(Rows from a figure dataset)
◇ ◇ ◇

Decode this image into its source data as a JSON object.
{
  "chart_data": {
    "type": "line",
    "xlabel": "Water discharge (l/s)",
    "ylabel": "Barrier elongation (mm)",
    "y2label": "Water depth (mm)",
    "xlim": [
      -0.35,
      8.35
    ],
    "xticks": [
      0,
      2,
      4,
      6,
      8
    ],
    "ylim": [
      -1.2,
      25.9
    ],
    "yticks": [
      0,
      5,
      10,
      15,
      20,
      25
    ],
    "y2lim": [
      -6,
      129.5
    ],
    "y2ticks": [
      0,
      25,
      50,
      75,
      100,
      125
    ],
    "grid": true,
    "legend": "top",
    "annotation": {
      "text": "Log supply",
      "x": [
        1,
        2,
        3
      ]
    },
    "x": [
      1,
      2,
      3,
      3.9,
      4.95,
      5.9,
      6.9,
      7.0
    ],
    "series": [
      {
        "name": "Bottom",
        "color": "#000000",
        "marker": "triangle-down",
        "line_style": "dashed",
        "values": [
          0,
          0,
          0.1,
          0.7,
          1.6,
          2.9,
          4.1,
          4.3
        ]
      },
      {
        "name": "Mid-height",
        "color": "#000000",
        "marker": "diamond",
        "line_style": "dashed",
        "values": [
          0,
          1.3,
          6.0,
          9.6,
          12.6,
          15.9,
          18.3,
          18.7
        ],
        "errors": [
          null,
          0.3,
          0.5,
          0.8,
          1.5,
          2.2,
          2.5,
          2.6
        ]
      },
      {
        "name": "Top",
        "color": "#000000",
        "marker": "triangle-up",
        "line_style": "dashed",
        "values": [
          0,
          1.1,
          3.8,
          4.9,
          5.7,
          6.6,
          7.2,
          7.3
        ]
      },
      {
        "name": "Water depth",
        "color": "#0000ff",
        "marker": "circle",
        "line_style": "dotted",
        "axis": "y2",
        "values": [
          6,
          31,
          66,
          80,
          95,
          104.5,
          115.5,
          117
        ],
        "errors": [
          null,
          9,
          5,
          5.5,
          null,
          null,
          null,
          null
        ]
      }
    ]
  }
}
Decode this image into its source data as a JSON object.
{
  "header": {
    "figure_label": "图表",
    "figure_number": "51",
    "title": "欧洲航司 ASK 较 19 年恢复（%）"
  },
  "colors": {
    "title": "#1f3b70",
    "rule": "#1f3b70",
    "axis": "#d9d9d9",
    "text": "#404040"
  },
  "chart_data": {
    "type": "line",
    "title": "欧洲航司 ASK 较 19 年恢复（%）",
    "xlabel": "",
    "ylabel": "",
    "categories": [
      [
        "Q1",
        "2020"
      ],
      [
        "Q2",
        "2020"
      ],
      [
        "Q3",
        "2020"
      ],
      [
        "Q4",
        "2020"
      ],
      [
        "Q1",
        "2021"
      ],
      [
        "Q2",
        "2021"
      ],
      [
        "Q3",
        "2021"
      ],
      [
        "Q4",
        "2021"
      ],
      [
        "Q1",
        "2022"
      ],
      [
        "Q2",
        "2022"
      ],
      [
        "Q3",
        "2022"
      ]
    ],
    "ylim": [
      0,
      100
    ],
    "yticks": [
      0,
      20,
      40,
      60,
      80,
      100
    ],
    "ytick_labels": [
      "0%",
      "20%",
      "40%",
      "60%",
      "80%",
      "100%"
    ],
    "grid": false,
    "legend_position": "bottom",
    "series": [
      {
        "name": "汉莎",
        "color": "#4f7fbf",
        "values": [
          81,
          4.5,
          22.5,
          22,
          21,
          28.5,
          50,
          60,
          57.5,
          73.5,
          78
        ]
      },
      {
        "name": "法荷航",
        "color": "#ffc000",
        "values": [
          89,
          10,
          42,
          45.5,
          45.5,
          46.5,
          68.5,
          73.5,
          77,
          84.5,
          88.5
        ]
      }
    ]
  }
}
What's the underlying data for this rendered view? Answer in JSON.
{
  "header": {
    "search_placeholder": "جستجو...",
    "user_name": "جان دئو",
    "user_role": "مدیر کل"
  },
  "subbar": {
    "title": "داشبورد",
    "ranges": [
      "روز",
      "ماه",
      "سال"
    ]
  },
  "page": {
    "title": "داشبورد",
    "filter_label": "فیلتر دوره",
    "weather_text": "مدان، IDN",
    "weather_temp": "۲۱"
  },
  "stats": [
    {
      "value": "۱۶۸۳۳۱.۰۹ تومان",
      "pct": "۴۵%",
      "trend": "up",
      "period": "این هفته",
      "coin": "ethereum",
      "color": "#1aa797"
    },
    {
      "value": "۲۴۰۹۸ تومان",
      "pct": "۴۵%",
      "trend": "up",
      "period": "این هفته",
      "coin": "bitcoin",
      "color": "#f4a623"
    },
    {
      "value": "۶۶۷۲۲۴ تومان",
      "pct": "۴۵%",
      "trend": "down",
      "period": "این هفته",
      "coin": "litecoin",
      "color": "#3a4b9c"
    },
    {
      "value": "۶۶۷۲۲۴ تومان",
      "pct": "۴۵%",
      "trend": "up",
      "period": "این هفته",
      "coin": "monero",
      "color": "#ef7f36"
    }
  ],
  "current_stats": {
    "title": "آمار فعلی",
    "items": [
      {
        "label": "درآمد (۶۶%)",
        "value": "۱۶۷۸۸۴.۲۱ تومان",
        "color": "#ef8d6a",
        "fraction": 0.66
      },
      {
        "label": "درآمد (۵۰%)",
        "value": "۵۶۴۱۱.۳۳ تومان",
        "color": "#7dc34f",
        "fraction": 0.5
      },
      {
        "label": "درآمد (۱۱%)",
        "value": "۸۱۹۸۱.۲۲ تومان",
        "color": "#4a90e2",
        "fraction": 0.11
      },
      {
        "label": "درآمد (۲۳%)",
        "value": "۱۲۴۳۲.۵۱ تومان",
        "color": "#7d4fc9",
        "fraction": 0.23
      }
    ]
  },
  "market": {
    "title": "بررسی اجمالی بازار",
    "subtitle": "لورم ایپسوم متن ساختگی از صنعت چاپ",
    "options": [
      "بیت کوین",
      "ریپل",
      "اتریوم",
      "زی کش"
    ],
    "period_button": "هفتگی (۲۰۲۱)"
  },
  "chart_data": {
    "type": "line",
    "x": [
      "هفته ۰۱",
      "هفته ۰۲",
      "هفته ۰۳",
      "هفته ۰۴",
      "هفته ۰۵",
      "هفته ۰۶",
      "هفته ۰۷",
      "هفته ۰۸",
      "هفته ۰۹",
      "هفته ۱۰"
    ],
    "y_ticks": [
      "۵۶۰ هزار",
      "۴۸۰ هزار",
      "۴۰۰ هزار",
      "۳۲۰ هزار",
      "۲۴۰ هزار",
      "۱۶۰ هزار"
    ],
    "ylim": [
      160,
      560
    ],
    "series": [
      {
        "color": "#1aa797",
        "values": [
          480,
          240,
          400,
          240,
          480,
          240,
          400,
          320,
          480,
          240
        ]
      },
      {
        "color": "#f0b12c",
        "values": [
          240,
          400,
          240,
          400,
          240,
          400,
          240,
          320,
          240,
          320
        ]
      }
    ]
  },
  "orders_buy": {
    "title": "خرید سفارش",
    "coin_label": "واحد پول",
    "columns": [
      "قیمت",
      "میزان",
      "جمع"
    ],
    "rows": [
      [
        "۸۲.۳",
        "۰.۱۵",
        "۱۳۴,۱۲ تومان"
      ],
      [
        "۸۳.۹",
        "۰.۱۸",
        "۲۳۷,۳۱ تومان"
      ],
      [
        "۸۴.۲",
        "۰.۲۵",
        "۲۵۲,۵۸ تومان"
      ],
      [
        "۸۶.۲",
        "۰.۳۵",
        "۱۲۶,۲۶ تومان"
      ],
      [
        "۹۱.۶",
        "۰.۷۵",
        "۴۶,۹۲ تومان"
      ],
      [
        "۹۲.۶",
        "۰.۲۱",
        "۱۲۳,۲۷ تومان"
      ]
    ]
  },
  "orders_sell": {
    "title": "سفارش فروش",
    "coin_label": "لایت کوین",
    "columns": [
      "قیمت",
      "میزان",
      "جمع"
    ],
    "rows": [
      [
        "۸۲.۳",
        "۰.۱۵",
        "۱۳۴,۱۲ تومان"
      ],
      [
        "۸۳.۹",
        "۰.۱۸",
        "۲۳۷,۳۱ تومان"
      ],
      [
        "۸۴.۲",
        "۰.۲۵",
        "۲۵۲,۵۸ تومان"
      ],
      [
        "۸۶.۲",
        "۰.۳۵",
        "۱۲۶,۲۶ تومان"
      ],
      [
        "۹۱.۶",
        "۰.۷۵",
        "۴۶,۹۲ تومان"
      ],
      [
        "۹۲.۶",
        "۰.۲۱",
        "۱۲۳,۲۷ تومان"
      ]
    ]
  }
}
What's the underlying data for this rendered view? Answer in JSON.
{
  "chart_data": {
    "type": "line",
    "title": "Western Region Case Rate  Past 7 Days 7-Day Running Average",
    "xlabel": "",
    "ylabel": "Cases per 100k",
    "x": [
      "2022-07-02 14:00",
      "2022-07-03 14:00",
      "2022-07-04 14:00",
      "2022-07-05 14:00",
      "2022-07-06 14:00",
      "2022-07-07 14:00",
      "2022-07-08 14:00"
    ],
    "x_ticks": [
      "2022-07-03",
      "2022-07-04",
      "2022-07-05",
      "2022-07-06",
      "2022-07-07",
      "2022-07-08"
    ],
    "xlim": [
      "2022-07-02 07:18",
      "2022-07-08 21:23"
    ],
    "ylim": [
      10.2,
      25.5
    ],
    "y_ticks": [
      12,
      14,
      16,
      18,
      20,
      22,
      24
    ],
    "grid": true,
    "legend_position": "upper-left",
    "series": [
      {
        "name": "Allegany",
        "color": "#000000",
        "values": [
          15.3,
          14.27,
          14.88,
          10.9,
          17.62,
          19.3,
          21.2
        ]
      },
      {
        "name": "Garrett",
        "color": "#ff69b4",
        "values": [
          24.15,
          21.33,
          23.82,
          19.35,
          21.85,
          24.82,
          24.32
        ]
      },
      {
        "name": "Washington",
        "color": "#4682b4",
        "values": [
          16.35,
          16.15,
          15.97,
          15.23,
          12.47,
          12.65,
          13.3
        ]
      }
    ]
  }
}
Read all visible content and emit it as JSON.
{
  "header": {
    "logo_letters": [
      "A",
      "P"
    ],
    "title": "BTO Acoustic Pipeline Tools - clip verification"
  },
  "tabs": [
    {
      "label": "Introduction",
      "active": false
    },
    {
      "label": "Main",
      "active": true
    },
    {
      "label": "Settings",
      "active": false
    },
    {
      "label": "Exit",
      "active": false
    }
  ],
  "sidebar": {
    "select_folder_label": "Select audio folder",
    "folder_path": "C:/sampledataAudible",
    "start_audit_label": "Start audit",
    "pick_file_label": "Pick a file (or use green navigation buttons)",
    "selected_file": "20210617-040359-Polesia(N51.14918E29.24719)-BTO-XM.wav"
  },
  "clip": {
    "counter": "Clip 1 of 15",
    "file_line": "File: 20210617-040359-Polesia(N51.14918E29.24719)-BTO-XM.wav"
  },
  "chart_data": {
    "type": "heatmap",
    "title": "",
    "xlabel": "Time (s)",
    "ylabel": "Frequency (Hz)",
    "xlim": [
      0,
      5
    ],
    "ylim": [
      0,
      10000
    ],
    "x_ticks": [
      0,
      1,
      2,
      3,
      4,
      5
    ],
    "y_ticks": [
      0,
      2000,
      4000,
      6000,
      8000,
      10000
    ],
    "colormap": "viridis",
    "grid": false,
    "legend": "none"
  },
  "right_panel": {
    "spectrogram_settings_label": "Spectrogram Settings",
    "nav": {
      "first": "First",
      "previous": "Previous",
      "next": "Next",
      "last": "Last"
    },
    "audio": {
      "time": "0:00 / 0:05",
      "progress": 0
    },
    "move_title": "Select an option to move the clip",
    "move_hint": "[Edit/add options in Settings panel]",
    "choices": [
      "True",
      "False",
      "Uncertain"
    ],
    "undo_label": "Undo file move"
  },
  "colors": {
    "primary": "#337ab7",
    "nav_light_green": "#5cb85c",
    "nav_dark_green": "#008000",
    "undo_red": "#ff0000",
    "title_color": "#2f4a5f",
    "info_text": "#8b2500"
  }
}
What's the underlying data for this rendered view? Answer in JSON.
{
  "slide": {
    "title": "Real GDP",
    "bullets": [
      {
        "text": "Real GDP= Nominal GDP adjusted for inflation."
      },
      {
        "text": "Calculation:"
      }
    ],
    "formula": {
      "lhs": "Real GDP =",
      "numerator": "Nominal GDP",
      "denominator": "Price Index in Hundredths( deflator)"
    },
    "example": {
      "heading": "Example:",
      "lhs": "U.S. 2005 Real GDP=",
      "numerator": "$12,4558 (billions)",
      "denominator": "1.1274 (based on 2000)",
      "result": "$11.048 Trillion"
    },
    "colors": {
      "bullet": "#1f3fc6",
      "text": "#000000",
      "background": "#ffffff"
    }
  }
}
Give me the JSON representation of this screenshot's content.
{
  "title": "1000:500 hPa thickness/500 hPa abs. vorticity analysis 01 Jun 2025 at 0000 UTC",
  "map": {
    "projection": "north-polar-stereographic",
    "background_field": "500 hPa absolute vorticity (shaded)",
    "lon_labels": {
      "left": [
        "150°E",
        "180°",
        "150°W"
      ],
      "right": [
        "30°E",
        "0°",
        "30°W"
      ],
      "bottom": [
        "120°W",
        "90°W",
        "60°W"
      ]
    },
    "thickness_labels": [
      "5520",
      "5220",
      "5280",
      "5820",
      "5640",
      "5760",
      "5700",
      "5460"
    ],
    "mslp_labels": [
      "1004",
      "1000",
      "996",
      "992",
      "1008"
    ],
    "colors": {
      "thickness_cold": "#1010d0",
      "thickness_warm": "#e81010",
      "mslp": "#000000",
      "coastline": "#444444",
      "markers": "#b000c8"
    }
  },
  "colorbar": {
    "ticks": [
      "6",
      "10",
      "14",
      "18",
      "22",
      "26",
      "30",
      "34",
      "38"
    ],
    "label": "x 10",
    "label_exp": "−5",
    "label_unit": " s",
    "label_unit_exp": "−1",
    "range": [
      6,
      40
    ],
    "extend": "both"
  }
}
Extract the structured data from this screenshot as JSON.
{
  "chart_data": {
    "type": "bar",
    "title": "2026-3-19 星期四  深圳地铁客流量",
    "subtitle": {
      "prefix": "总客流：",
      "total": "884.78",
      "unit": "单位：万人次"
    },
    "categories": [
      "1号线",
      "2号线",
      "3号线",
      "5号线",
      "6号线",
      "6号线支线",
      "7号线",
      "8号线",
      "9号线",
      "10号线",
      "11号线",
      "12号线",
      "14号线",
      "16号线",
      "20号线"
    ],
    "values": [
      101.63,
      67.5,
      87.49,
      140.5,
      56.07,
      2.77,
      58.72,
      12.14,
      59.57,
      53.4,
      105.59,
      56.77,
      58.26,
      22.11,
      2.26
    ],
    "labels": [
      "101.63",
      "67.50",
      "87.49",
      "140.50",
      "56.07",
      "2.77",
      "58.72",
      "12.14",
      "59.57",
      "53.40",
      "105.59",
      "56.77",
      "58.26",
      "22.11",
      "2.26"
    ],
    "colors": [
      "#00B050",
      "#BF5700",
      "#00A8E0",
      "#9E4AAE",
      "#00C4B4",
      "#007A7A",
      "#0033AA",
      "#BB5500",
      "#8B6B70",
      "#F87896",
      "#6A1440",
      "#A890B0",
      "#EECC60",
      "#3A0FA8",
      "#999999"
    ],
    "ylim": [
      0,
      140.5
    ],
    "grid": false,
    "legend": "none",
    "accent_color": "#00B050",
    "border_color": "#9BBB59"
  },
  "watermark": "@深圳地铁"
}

◇ ◇ ◇

**Brief**
Reply with one number: the count of lines in the entries that include the word "Nominal".

**Task result**
2